Some records:
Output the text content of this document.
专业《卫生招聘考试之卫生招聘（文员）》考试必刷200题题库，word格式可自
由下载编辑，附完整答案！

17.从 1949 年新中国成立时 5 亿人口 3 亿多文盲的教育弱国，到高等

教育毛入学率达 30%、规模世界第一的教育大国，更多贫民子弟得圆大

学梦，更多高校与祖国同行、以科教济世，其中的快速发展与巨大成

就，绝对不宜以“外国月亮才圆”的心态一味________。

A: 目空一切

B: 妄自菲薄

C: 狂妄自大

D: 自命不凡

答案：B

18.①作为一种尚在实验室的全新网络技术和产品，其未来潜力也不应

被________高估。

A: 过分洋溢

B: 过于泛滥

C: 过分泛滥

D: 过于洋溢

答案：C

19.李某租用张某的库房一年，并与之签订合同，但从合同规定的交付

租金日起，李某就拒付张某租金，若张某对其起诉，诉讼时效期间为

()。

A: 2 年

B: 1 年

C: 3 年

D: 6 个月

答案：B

YOUR INSTRUCTIONS:
Every line above needs to be retyped exactly.

SOLUTION TO THE PROBLEM:
Output the text content of this document.
专业《卫生招聘考试之卫生招聘（文员）》考试必刷200题题库，word格式可自
由下载编辑，附完整答案！

17.从 1949 年新中国成立时 5 亿人口 3 亿多文盲的教育弱国，到高等

教育毛入学率达 30%、规模世界第一的教育大国，更多贫民子弟得圆大

学梦，更多高校与祖国同行、以科教济世，其中的快速发展与巨大成

就，绝对不宜以“外国月亮才圆”的心态一味________。

A: 目空一切

B: 妄自菲薄

C: 狂妄自大

D: 自命不凡

答案：B

18.①作为一种尚在实验室的全新网络技术和产品，其未来潜力也不应

被________高估。

A: 过分洋溢

B: 过于泛滥

C: 过分泛滥

D: 过于洋溢

答案：C

19.李某租用张某的库房一年，并与之签订合同，但从合同规定的交付

租金日起，李某就拒付张某租金，若张某对其起诉，诉讼时效期间为

()。

A: 2 年

B: 1 年

C: 3 年

D: 6 个月

答案：B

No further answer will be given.